START SUPPLIED RECORDS

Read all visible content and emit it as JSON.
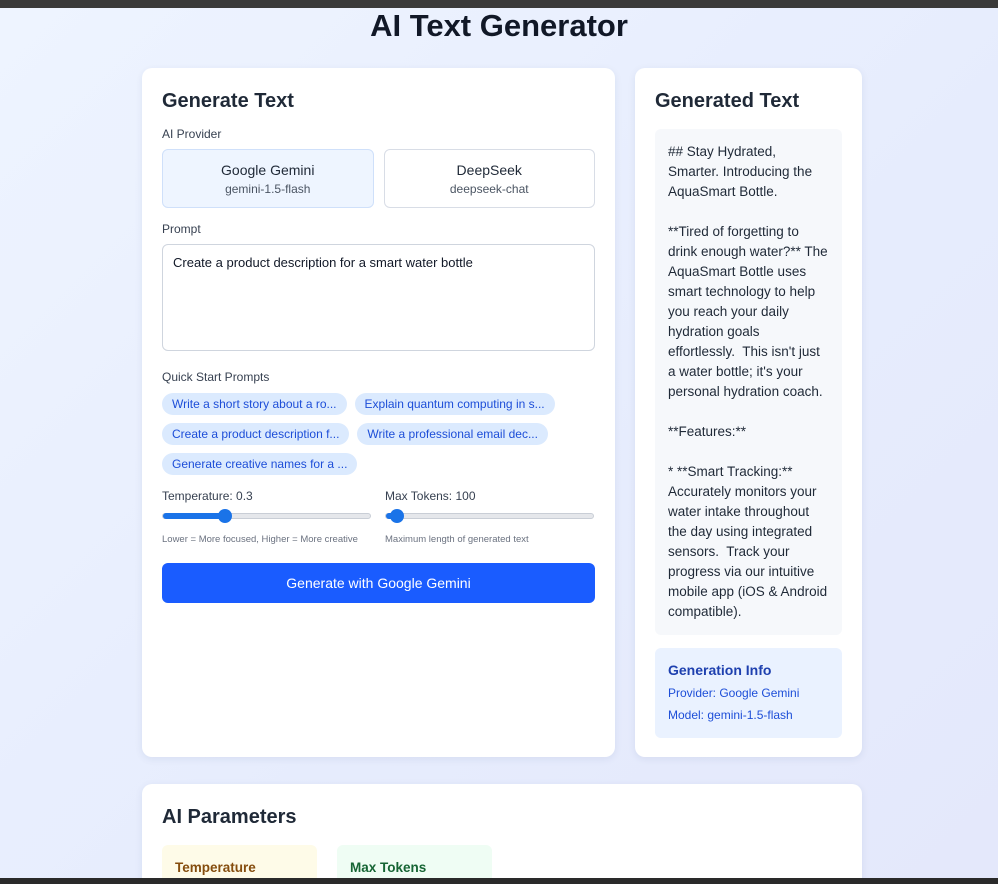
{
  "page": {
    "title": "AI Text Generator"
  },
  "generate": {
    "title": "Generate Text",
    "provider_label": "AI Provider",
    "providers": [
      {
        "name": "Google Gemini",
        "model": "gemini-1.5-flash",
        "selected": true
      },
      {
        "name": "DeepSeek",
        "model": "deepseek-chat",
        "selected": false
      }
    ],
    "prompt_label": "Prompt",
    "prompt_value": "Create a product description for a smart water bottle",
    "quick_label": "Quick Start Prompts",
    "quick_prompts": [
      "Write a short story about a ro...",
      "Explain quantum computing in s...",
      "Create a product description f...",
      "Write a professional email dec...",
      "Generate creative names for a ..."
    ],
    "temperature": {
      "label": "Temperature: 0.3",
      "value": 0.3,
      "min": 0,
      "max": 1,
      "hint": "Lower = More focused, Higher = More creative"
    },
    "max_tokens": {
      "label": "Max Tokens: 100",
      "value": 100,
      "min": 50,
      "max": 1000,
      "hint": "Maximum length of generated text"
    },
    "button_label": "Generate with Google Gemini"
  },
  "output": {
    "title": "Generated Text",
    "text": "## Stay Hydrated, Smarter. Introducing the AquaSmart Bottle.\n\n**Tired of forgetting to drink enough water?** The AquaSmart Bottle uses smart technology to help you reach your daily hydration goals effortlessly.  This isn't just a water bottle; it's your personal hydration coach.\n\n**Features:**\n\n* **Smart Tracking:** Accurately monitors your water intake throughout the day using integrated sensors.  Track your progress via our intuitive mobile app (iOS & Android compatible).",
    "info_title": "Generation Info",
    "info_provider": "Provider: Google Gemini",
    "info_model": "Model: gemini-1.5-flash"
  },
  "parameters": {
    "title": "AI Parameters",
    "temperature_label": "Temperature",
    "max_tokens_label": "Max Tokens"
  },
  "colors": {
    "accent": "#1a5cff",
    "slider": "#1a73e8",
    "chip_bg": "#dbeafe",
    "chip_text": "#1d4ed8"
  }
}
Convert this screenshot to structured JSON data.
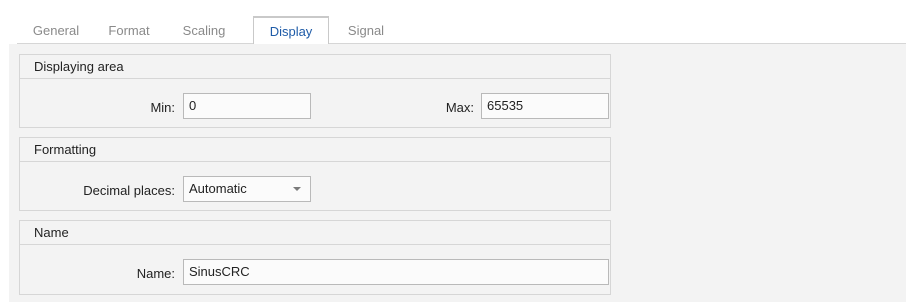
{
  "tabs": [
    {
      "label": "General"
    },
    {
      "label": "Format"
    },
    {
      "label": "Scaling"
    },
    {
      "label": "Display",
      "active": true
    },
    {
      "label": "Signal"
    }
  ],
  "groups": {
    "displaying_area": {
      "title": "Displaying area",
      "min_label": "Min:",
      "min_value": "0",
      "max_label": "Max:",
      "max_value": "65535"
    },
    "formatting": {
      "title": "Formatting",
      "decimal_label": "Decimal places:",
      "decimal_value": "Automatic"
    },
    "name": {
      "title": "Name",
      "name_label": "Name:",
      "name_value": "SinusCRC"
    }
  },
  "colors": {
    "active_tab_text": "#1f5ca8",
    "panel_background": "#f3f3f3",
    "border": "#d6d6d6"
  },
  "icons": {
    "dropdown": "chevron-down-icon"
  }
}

END SUPPLIED RECORDS
START SUPPLIED RECORDS

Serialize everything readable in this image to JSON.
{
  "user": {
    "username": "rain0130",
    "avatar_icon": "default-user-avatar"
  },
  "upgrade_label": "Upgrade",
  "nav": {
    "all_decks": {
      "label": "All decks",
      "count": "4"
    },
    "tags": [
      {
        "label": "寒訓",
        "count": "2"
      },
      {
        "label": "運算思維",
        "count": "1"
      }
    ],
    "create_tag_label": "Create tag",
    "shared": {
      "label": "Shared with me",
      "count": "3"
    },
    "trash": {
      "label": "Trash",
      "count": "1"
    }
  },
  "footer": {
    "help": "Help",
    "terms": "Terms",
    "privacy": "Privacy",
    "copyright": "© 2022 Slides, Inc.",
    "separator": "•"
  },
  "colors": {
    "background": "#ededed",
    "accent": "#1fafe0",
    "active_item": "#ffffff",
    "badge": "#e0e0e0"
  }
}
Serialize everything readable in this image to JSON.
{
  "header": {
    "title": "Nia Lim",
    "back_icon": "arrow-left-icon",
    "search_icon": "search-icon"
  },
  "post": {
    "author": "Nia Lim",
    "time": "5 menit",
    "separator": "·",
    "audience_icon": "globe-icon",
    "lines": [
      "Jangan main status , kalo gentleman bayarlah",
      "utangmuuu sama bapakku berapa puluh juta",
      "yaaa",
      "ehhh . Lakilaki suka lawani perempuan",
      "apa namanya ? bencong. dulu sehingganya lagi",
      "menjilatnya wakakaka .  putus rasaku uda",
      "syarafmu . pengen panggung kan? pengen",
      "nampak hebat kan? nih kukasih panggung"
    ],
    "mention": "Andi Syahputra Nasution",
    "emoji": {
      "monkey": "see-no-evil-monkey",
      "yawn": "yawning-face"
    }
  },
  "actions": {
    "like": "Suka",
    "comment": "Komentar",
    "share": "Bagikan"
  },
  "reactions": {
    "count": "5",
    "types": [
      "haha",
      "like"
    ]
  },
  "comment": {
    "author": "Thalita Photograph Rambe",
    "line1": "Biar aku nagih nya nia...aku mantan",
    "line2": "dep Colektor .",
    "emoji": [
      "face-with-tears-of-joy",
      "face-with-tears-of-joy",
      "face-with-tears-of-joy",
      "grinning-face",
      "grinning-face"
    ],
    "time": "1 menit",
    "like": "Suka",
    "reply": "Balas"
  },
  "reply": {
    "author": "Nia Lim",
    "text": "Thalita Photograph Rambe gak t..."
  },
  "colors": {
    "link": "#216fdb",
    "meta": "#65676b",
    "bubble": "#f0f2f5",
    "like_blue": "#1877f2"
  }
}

END SUPPLIED RECORDS

TASK TO CARRY OUT:
For the listing above, identify each line bearing "hint".

THE RESULT:
      "hint": "Lower = More focused, Higher = More creative"
      "hint": "Maximum length of generated text"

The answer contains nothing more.